───── RECORDS PROVIDED ─────

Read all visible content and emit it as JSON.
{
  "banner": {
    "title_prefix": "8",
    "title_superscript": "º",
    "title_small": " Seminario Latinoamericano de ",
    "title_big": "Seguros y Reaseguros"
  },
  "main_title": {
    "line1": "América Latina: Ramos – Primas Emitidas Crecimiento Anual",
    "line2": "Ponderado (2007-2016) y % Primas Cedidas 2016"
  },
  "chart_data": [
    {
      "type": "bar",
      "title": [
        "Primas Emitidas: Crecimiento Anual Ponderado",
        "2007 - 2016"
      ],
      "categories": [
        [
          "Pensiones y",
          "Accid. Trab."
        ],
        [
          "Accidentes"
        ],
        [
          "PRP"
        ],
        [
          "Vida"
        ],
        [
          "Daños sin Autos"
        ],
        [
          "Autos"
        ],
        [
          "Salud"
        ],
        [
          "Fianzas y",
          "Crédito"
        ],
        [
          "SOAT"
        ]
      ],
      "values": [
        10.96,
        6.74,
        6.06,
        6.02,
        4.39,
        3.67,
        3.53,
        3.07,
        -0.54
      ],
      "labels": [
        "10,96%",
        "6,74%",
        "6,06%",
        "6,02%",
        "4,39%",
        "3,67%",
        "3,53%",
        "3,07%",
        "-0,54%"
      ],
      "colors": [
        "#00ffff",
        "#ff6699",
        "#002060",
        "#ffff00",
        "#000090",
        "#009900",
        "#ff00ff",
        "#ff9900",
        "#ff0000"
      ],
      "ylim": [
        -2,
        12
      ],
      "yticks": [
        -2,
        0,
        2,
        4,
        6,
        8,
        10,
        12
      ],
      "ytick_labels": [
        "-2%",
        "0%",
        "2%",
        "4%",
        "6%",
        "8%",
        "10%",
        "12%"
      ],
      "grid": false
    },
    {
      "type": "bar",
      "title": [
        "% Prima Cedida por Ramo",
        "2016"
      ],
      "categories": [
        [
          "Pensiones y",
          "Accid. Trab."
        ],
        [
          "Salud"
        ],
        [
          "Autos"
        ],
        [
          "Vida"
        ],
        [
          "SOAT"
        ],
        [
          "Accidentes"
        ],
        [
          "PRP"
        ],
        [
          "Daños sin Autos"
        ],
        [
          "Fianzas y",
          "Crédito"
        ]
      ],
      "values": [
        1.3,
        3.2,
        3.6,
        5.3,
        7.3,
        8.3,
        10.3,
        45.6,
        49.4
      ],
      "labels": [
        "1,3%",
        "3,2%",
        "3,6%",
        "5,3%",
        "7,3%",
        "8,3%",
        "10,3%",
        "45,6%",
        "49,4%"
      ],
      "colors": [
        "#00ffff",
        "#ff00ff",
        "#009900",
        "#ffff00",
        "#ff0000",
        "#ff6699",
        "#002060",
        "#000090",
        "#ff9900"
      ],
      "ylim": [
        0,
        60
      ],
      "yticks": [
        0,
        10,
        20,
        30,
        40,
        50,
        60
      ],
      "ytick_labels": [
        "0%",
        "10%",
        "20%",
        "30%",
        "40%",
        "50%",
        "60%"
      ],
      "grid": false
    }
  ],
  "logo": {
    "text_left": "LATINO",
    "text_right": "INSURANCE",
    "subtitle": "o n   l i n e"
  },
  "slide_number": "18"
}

─────

## EXERCISE
List the lines of the material in which the word "Emitidas" occurs.

## RESULT
    "line1": "América Latina: Ramos – Primas Emitidas Crecimiento Anual",
        "Primas Emitidas: Crecimiento Anual Ponderado",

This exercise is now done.